### GIVEN EXERCISE:
Restate each line word for word. Leave out every picture.

### AVAILABLE DATA:
• • • • • • •

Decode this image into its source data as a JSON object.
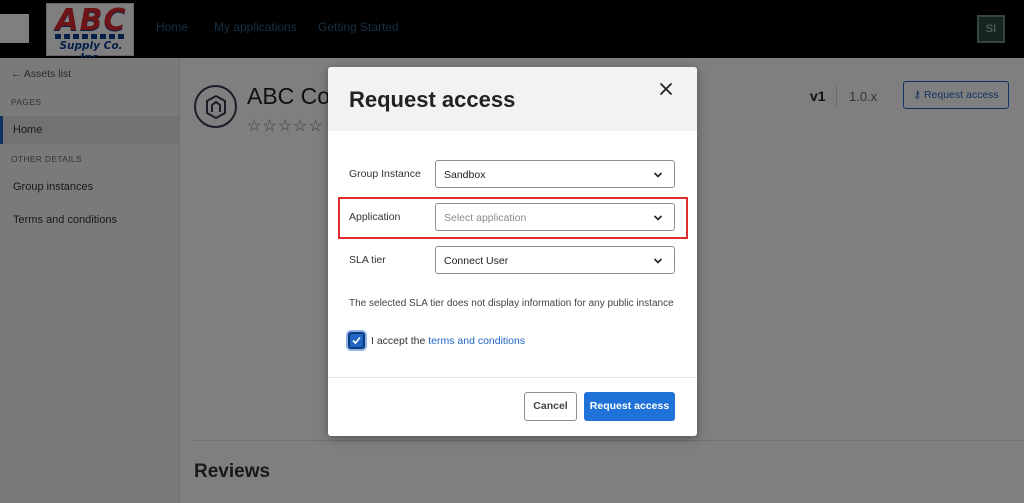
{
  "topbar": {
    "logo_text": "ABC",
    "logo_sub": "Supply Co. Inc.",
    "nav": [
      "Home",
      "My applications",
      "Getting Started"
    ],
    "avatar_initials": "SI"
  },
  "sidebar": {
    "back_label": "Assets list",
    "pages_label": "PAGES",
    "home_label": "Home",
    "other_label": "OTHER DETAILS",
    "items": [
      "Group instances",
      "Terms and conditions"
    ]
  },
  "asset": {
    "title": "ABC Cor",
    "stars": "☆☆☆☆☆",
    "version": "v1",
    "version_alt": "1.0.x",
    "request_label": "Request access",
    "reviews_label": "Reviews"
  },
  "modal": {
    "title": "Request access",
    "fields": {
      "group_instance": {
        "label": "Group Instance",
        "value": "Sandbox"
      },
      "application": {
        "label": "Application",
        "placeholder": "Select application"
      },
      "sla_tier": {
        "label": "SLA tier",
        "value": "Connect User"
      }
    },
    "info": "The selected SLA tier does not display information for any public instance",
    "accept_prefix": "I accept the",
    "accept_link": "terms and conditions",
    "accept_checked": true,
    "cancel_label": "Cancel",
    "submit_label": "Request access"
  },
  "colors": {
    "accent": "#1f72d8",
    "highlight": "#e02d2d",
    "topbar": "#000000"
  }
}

• • • • • • •

### EXERCISE OUTPUT:
Decode this image into its source data as a JSON object.
{
  "topbar": {
    "logo_text": "ABC",
    "logo_sub": "Supply Co. Inc.",
    "nav": [
      "Home",
      "My applications",
      "Getting Started"
    ],
    "avatar_initials": "SI"
  },
  "sidebar": {
    "back_label": "Assets list",
    "pages_label": "PAGES",
    "home_label": "Home",
    "other_label": "OTHER DETAILS",
    "items": [
      "Group instances",
      "Terms and conditions"
    ]
  },
  "asset": {
    "title": "ABC Cor",
    "stars": "☆☆☆☆☆",
    "version": "v1",
    "version_alt": "1.0.x",
    "request_label": "Request access",
    "reviews_label": "Reviews"
  },
  "modal": {
    "title": "Request access",
    "fields": {
      "group_instance": {
        "label": "Group Instance",
        "value": "Sandbox"
      },
      "application": {
        "label": "Application",
        "placeholder": "Select application"
      },
      "sla_tier": {
        "label": "SLA tier",
        "value": "Connect User"
      }
    },
    "info": "The selected SLA tier does not display information for any public instance",
    "accept_prefix": "I accept the",
    "accept_link": "terms and conditions",
    "accept_checked": true,
    "cancel_label": "Cancel",
    "submit_label": "Request access"
  },
  "colors": {
    "accent": "#1f72d8",
    "highlight": "#e02d2d",
    "topbar": "#000000"
  }
}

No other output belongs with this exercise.